## REQUIREMENT
Update all of the material below by replacing "Automatic" with "Manual" wherever it appears, and keep everything else the same. Leave the pictures out of your answer.

** begin **

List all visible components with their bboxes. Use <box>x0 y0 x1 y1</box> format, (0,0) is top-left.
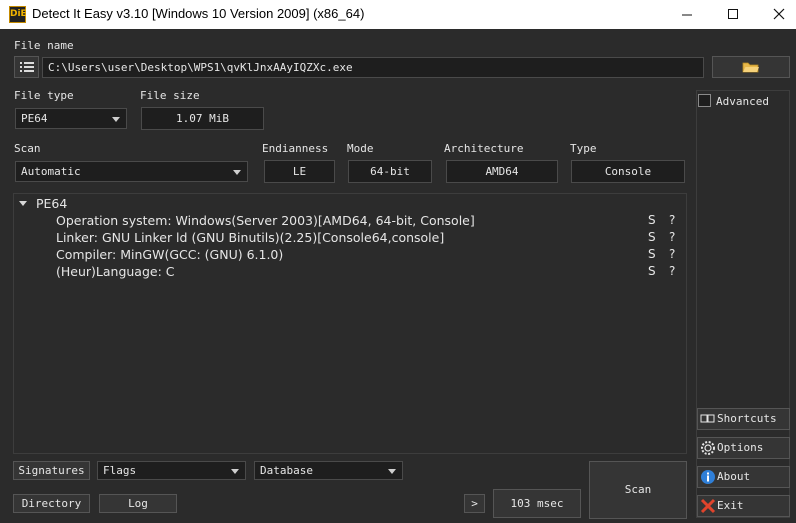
file-size-value: 1.07 MiB <box>141 107 264 130</box>
endianness-value: LE <box>264 160 335 183</box>
scan-time-display: 103 msec <box>493 489 581 518</box>
tree-root-pe64[interactable]: PE64 <box>36 196 67 211</box>
flags-select[interactable]: Flags <box>97 461 246 480</box>
info-button[interactable]: ? <box>669 247 675 261</box>
chevron-down-icon <box>233 170 241 175</box>
minimize-icon <box>682 14 692 16</box>
endianness-label: Endianness <box>262 142 329 155</box>
scan-mode-value: Automatic <box>21 165 81 178</box>
expand-arrow-icon[interactable] <box>19 201 27 207</box>
info-button[interactable]: ? <box>669 213 675 227</box>
architecture-label: Architecture <box>444 142 524 155</box>
folder-icon <box>742 62 759 73</box>
file-path-input[interactable]: C:\Users\user\Desktop\WPS1\qvKlJnxAAyIQZ… <box>42 57 704 78</box>
signature-button[interactable]: S <box>648 247 656 261</box>
scan-button[interactable]: Scan <box>589 461 687 519</box>
architecture-value: AMD64 <box>446 160 558 183</box>
app-logo-icon: DiE <box>9 6 27 23</box>
tree-item-language[interactable]: (Heur)Language: C <box>56 264 175 279</box>
maximize-button[interactable] <box>710 0 756 29</box>
open-file-button[interactable] <box>712 56 790 78</box>
shortcuts-icon <box>700 414 715 423</box>
next-button[interactable]: > <box>464 494 485 513</box>
results-tree[interactable]: PE64 Operation system: Windows(Server 20… <box>13 193 687 454</box>
about-button[interactable]: About <box>697 466 790 488</box>
file-menu-button[interactable] <box>14 56 39 78</box>
advanced-checkbox[interactable] <box>698 94 711 107</box>
info-button[interactable]: ? <box>669 264 675 278</box>
options-label: Options <box>717 441 764 454</box>
file-type-value: PE64 <box>21 112 48 125</box>
exit-icon <box>700 498 716 514</box>
type-label: Type <box>570 142 597 155</box>
list-menu-icon <box>19 62 34 72</box>
close-icon <box>773 8 785 20</box>
type-value: Console <box>571 160 685 183</box>
scan-mode-select[interactable]: Automatic <box>15 161 248 182</box>
advanced-label: Advanced <box>716 95 769 108</box>
exit-label: Exit <box>717 499 744 512</box>
chevron-down-icon <box>388 469 396 474</box>
scan-label: Scan <box>14 142 41 155</box>
tree-item-compiler[interactable]: Compiler: MinGW(GCC: (GNU) 6.1.0) <box>56 247 283 262</box>
flags-value: Flags <box>103 464 137 477</box>
log-button[interactable]: Log <box>99 494 177 513</box>
exit-button[interactable]: Exit <box>697 495 790 517</box>
info-button[interactable]: ? <box>669 230 675 244</box>
signature-button[interactable]: S <box>648 264 656 278</box>
file-type-label: File type <box>14 89 74 102</box>
mode-value: 64-bit <box>348 160 432 183</box>
maximize-icon <box>728 9 738 19</box>
signature-button[interactable]: S <box>648 213 656 227</box>
database-value: Database <box>260 464 313 477</box>
window-title: Detect It Easy v3.10 [Windows 10 Version… <box>32 6 365 21</box>
info-icon <box>701 470 715 484</box>
about-label: About <box>717 470 751 483</box>
file-type-select[interactable]: PE64 <box>15 108 127 129</box>
mode-label: Mode <box>347 142 374 155</box>
title-bar: DiE Detect It Easy v3.10 [Windows 10 Ver… <box>0 0 796 29</box>
chevron-down-icon <box>112 117 120 122</box>
minimize-button[interactable] <box>664 0 710 29</box>
gear-icon <box>701 441 715 455</box>
directory-button[interactable]: Directory <box>13 494 90 513</box>
options-button[interactable]: Options <box>697 437 790 459</box>
chevron-down-icon <box>231 469 239 474</box>
signature-button[interactable]: S <box>648 230 656 244</box>
shortcuts-button[interactable]: Shortcuts <box>697 408 790 430</box>
tree-item-operation-system[interactable]: Operation system: Windows(Server 2003)[A… <box>56 213 475 228</box>
close-button[interactable] <box>756 0 796 29</box>
database-select[interactable]: Database <box>254 461 403 480</box>
signatures-button[interactable]: Signatures <box>13 461 90 480</box>
shortcuts-label: Shortcuts <box>717 412 777 425</box>
file-size-label: File size <box>140 89 200 102</box>
file-name-label: File name <box>14 39 74 52</box>
tree-item-linker[interactable]: Linker: GNU Linker ld (GNU Binutils)(2.2… <box>56 230 444 245</box>
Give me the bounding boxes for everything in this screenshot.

** end **

## FULL OUTPUT
List all visible components with their bboxes. Use <box>x0 y0 x1 y1</box> format, (0,0) is top-left.
file-size-value: 1.07 MiB <box>141 107 264 130</box>
endianness-value: LE <box>264 160 335 183</box>
scan-time-display: 103 msec <box>493 489 581 518</box>
tree-root-pe64[interactable]: PE64 <box>36 196 67 211</box>
flags-select[interactable]: Flags <box>97 461 246 480</box>
info-button[interactable]: ? <box>669 247 675 261</box>
chevron-down-icon <box>233 170 241 175</box>
minimize-icon <box>682 14 692 16</box>
endianness-label: Endianness <box>262 142 329 155</box>
scan-mode-value: Manual <box>21 165 81 178</box>
expand-arrow-icon[interactable] <box>19 201 27 207</box>
info-button[interactable]: ? <box>669 213 675 227</box>
architecture-label: Architecture <box>444 142 524 155</box>
folder-icon <box>742 62 759 73</box>
file-path-input[interactable]: C:\Users\user\Desktop\WPS1\qvKlJnxAAyIQZ… <box>42 57 704 78</box>
signature-button[interactable]: S <box>648 247 656 261</box>
scan-button[interactable]: Scan <box>589 461 687 519</box>
architecture-value: AMD64 <box>446 160 558 183</box>
app-logo-icon: DiE <box>9 6 27 23</box>
tree-item-language[interactable]: (Heur)Language: C <box>56 264 175 279</box>
maximize-button[interactable] <box>710 0 756 29</box>
open-file-button[interactable] <box>712 56 790 78</box>
shortcuts-icon <box>700 414 715 423</box>
next-button[interactable]: > <box>464 494 485 513</box>
results-tree[interactable]: PE64 Operation system: Windows(Server 20… <box>13 193 687 454</box>
about-button[interactable]: About <box>697 466 790 488</box>
file-menu-button[interactable] <box>14 56 39 78</box>
advanced-checkbox[interactable] <box>698 94 711 107</box>
info-button[interactable]: ? <box>669 264 675 278</box>
options-label: Options <box>717 441 764 454</box>
file-type-value: PE64 <box>21 112 48 125</box>
exit-icon <box>700 498 716 514</box>
type-label: Type <box>570 142 597 155</box>
list-menu-icon <box>19 62 34 72</box>
close-icon <box>773 8 785 20</box>
type-value: Console <box>571 160 685 183</box>
scan-mode-select[interactable]: Manual <box>15 161 248 182</box>
advanced-label: Advanced <box>716 95 769 108</box>
exit-label: Exit <box>717 499 744 512</box>
chevron-down-icon <box>388 469 396 474</box>
scan-label: Scan <box>14 142 41 155</box>
tree-item-compiler[interactable]: Compiler: MinGW(GCC: (GNU) 6.1.0) <box>56 247 283 262</box>
flags-value: Flags <box>103 464 137 477</box>
log-button[interactable]: Log <box>99 494 177 513</box>
exit-button[interactable]: Exit <box>697 495 790 517</box>
info-button[interactable]: ? <box>669 230 675 244</box>
signature-button[interactable]: S <box>648 264 656 278</box>
file-type-label: File type <box>14 89 74 102</box>
mode-value: 64-bit <box>348 160 432 183</box>
maximize-icon <box>728 9 738 19</box>
signature-button[interactable]: S <box>648 213 656 227</box>
database-value: Database <box>260 464 313 477</box>
window-title: Detect It Easy v3.10 [Windows 10 Version… <box>32 6 365 21</box>
info-icon <box>701 470 715 484</box>
about-label: About <box>717 470 751 483</box>
file-type-select[interactable]: PE64 <box>15 108 127 129</box>
mode-label: Mode <box>347 142 374 155</box>
title-bar: DiE Detect It Easy v3.10 [Windows 10 Ver… <box>0 0 796 29</box>
chevron-down-icon <box>112 117 120 122</box>
minimize-button[interactable] <box>664 0 710 29</box>
gear-icon <box>701 441 715 455</box>
directory-button[interactable]: Directory <box>13 494 90 513</box>
options-button[interactable]: Options <box>697 437 790 459</box>
chevron-down-icon <box>231 469 239 474</box>
signature-button[interactable]: S <box>648 230 656 244</box>
shortcuts-button[interactable]: Shortcuts <box>697 408 790 430</box>
tree-item-operation-system[interactable]: Operation system: Windows(Server 2003)[A… <box>56 213 475 228</box>
close-button[interactable] <box>756 0 796 29</box>
database-select[interactable]: Database <box>254 461 403 480</box>
signatures-button[interactable]: Signatures <box>13 461 90 480</box>
shortcuts-label: Shortcuts <box>717 412 777 425</box>
file-size-label: File size <box>140 89 200 102</box>
file-name-label: File name <box>14 39 74 52</box>
tree-item-linker[interactable]: Linker: GNU Linker ld (GNU Binutils)(2.2… <box>56 230 444 245</box>
Give me the bounding boxes for everything in this screenshot.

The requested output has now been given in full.